What is being asked » Find the lines containing the word "color" and copy every one of them.

Data entries for graphics:
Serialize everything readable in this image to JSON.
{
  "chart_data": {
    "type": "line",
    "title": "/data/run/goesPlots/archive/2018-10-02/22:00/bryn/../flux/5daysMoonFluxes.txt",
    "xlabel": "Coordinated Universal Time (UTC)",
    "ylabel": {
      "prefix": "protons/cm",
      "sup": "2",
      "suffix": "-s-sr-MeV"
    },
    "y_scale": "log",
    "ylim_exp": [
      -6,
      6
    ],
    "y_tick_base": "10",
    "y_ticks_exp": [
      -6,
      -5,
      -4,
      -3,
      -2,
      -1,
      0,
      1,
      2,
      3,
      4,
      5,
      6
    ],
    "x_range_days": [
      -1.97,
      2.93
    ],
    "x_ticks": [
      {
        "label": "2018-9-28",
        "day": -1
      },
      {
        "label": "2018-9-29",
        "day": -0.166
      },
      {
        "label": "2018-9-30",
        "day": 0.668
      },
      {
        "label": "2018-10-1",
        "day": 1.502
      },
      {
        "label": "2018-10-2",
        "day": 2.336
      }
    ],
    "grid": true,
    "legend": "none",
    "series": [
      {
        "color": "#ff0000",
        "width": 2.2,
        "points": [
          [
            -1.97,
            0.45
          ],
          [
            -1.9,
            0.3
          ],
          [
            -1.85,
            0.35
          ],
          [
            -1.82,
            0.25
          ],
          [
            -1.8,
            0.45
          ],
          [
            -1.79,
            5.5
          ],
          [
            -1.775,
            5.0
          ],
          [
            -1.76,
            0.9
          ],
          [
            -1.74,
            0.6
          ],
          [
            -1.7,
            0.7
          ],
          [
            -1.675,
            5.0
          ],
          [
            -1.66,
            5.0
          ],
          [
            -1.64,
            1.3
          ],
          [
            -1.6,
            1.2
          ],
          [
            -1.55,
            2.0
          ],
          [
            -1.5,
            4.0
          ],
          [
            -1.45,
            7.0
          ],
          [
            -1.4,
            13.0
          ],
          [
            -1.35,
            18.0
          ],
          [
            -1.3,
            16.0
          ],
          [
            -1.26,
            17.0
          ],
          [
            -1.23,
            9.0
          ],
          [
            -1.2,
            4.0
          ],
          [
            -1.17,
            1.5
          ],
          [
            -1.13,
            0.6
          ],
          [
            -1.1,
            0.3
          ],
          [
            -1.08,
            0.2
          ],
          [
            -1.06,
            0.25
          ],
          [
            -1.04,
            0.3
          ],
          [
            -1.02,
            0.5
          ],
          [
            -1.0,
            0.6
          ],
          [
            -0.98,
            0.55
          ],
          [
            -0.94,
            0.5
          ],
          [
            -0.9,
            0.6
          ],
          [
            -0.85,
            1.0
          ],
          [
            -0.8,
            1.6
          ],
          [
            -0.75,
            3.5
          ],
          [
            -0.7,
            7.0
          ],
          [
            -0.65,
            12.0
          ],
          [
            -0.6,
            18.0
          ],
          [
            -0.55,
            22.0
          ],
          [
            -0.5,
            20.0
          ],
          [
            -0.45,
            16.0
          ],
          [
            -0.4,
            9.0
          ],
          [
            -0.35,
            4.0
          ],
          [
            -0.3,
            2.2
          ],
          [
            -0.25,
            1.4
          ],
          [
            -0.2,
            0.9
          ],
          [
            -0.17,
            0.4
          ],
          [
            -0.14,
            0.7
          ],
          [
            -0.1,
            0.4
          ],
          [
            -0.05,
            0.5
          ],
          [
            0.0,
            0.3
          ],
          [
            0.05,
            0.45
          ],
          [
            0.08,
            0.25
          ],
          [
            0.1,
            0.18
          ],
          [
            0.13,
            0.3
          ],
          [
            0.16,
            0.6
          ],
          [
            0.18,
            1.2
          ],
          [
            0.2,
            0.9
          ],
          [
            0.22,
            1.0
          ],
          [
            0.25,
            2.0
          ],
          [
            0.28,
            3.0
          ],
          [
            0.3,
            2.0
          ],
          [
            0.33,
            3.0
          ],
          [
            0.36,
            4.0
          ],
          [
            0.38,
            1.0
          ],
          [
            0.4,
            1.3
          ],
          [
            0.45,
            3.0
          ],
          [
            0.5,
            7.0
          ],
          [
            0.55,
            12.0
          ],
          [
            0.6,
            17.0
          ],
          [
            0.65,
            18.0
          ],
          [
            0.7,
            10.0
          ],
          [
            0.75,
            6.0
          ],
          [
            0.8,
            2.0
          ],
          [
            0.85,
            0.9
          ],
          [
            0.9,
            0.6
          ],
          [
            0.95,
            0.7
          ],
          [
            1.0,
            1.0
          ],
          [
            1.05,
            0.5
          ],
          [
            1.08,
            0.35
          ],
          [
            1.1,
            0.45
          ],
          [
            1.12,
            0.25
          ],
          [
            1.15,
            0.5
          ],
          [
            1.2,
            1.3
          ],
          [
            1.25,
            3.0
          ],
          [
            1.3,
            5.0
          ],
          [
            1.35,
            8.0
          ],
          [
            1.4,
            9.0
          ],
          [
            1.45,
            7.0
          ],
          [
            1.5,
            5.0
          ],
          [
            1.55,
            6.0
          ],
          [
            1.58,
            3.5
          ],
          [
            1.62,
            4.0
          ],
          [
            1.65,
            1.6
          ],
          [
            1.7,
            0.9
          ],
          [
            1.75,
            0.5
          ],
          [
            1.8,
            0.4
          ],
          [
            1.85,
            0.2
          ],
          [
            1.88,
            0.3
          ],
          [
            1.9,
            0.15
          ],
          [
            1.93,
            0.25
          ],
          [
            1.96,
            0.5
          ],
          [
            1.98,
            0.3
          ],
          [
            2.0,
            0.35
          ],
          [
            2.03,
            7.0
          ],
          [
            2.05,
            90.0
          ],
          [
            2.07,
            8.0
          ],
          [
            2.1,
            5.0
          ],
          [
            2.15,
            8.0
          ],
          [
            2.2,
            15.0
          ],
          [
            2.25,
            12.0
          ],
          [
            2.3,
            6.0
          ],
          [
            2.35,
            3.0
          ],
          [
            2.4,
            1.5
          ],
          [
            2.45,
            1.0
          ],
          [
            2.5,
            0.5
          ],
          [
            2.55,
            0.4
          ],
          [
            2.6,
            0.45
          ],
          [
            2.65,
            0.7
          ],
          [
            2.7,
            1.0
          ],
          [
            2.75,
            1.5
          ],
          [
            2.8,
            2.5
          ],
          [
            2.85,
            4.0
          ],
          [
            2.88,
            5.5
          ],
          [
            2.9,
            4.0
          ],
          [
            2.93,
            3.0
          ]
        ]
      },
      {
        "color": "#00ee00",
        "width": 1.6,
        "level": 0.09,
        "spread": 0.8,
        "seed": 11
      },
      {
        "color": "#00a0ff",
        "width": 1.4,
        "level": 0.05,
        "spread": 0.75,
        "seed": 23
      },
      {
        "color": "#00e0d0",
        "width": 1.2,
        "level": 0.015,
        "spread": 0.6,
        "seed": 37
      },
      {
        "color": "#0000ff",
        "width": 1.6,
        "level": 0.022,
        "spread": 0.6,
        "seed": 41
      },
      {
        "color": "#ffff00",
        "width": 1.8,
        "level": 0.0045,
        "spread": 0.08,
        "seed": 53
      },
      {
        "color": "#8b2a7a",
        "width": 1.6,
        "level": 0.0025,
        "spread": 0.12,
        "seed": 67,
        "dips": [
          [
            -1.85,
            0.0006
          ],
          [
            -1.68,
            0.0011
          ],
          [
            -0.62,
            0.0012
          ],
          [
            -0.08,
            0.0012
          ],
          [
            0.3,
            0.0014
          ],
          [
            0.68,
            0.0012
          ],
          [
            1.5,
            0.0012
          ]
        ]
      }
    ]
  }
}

Problem solution »
        "color": "#ff0000",
        "color": "#00ee00",
        "color": "#00a0ff",
        "color": "#00e0d0",
        "color": "#0000ff",
        "color": "#ffff00",
        "color": "#8b2a7a",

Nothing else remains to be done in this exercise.